What to produce:
Transcribe all of the material exactly, except for its pictures.

The records:
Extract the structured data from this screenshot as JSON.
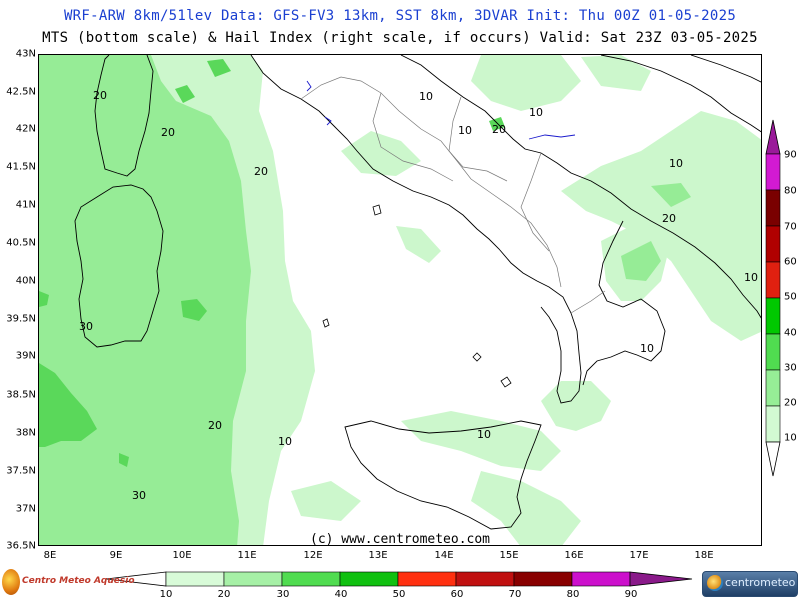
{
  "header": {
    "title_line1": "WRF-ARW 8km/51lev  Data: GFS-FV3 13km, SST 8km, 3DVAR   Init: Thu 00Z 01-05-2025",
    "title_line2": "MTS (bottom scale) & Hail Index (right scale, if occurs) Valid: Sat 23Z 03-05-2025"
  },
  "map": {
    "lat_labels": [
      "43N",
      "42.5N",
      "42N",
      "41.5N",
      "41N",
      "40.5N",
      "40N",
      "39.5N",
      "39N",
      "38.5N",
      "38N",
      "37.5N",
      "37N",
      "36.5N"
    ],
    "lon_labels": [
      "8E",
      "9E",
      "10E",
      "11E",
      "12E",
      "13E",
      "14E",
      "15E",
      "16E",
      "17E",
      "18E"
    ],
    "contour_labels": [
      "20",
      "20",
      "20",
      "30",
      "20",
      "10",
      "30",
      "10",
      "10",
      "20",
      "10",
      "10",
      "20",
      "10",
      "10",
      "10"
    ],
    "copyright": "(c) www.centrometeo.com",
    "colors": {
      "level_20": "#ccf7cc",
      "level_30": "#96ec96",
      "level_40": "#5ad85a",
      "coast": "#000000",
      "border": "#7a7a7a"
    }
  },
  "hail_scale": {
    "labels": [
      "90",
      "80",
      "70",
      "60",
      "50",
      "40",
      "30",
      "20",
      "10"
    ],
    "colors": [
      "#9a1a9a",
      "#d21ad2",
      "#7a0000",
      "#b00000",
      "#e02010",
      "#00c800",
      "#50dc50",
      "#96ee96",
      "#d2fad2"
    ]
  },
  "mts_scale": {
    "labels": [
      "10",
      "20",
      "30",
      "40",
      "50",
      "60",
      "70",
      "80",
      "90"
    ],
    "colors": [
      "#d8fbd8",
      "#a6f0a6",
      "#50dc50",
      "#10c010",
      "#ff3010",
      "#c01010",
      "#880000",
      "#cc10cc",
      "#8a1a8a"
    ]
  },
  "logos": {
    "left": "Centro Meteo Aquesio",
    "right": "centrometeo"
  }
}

Written solution:
Extract the structured data from this screenshot as JSON.
{
  "header": {
    "title_line1": "WRF-ARW 8km/51lev  Data: GFS-FV3 13km, SST 8km, 3DVAR   Init: Thu 00Z 01-05-2025",
    "title_line2": "MTS (bottom scale) & Hail Index (right scale, if occurs) Valid: Sat 23Z 03-05-2025"
  },
  "map": {
    "lat_labels": [
      "43N",
      "42.5N",
      "42N",
      "41.5N",
      "41N",
      "40.5N",
      "40N",
      "39.5N",
      "39N",
      "38.5N",
      "38N",
      "37.5N",
      "37N",
      "36.5N"
    ],
    "lon_labels": [
      "8E",
      "9E",
      "10E",
      "11E",
      "12E",
      "13E",
      "14E",
      "15E",
      "16E",
      "17E",
      "18E"
    ],
    "contour_labels": [
      "20",
      "20",
      "20",
      "30",
      "20",
      "10",
      "30",
      "10",
      "10",
      "20",
      "10",
      "10",
      "20",
      "10",
      "10",
      "10"
    ],
    "copyright": "(c) www.centrometeo.com",
    "colors": {
      "level_20": "#ccf7cc",
      "level_30": "#96ec96",
      "level_40": "#5ad85a",
      "coast": "#000000",
      "border": "#7a7a7a"
    }
  },
  "hail_scale": {
    "labels": [
      "90",
      "80",
      "70",
      "60",
      "50",
      "40",
      "30",
      "20",
      "10"
    ],
    "colors": [
      "#9a1a9a",
      "#d21ad2",
      "#7a0000",
      "#b00000",
      "#e02010",
      "#00c800",
      "#50dc50",
      "#96ee96",
      "#d2fad2"
    ]
  },
  "mts_scale": {
    "labels": [
      "10",
      "20",
      "30",
      "40",
      "50",
      "60",
      "70",
      "80",
      "90"
    ],
    "colors": [
      "#d8fbd8",
      "#a6f0a6",
      "#50dc50",
      "#10c010",
      "#ff3010",
      "#c01010",
      "#880000",
      "#cc10cc",
      "#8a1a8a"
    ]
  },
  "logos": {
    "left": "Centro Meteo Aquesio",
    "right": "centrometeo"
  }
}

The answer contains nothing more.